Locate each line below that includes "term" and reproduce it.

| Dataset excerpts |
☆ ☆ ☆

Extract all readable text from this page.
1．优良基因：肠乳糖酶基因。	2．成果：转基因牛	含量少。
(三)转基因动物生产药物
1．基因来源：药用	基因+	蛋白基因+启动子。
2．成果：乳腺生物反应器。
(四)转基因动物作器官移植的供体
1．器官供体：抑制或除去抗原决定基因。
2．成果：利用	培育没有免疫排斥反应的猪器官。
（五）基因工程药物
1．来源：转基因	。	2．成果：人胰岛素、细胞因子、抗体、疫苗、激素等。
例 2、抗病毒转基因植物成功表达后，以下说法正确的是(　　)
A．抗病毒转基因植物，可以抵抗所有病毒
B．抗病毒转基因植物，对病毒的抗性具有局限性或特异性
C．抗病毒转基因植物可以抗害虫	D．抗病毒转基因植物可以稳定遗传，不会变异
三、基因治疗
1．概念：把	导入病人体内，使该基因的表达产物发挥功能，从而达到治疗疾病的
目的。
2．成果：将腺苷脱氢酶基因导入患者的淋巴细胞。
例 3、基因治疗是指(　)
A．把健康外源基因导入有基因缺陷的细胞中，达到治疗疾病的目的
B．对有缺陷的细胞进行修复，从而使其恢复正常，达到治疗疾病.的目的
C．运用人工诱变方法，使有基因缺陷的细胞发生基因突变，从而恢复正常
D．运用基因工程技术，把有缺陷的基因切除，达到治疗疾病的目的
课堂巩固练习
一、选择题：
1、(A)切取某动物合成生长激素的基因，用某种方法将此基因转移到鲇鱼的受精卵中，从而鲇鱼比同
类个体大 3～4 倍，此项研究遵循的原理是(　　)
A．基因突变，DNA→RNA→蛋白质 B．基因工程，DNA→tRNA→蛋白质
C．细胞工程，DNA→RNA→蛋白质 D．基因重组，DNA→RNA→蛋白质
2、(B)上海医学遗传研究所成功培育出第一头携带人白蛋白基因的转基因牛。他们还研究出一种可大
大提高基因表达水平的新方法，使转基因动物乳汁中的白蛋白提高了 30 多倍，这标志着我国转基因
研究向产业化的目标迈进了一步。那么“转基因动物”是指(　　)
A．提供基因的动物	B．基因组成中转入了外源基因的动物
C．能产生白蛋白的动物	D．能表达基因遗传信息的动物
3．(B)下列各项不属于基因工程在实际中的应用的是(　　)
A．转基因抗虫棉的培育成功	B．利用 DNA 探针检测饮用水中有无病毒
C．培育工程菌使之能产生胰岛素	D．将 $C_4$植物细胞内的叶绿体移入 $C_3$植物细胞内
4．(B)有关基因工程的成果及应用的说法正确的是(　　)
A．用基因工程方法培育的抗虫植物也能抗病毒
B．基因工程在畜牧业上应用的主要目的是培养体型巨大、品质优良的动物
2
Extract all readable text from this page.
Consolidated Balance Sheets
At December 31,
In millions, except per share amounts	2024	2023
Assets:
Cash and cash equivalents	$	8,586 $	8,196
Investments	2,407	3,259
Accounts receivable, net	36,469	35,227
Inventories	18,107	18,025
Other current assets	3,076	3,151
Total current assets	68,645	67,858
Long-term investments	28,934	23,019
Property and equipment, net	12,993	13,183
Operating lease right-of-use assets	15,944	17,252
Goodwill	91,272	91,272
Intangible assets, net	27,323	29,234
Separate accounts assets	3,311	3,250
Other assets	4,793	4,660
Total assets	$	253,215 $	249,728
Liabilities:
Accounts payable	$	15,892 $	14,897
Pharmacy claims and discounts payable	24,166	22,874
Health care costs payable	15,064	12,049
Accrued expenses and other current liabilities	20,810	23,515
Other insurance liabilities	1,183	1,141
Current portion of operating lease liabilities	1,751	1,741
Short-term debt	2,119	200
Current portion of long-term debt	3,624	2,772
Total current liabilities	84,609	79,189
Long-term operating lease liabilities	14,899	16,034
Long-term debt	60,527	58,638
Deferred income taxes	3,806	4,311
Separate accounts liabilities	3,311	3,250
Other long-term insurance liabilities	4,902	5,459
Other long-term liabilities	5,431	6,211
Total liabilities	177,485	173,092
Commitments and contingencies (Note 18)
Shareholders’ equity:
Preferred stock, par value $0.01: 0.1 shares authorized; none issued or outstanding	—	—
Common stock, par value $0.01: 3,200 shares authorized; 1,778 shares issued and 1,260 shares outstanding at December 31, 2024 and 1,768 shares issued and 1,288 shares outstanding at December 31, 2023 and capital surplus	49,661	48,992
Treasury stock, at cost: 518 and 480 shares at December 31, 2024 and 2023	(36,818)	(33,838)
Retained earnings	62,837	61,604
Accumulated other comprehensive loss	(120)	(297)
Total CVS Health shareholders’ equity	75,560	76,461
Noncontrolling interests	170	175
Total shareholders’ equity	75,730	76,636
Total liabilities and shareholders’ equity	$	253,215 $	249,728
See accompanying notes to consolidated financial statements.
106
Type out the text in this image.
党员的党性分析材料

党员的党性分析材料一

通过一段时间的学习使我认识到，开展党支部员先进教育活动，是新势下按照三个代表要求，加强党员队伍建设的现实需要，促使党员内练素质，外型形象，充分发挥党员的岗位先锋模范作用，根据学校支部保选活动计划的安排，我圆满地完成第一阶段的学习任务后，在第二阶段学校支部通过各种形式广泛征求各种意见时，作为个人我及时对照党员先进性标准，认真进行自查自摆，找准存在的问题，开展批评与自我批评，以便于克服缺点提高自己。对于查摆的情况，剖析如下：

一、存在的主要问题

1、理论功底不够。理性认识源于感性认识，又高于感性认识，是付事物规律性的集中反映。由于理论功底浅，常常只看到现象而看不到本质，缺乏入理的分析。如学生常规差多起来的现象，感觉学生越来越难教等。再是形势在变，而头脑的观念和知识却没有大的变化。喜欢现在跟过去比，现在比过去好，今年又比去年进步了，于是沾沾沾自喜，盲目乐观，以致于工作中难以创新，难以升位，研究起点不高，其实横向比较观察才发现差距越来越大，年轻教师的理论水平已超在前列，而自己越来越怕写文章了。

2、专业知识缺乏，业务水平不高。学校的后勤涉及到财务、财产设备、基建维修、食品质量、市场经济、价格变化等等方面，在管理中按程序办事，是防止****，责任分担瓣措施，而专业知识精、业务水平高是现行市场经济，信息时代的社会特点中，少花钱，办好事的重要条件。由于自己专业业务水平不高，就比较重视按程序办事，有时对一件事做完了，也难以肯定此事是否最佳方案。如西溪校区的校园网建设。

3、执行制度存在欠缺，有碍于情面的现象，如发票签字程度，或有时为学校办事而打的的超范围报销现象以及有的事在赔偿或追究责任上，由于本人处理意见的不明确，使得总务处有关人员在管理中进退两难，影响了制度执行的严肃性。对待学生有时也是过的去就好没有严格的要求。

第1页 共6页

☆ ☆ ☆

| Complete response |
Long-term investments	28,934	23,019
Short-term debt	2,119	200
Current portion of long-term debt	3,624	2,772
Long-term operating lease liabilities	14,899	16,034
Long-term debt	60,527	58,638
Other long-term insurance liabilities	4,902	5,459
Other long-term liabilities	5,431	6,211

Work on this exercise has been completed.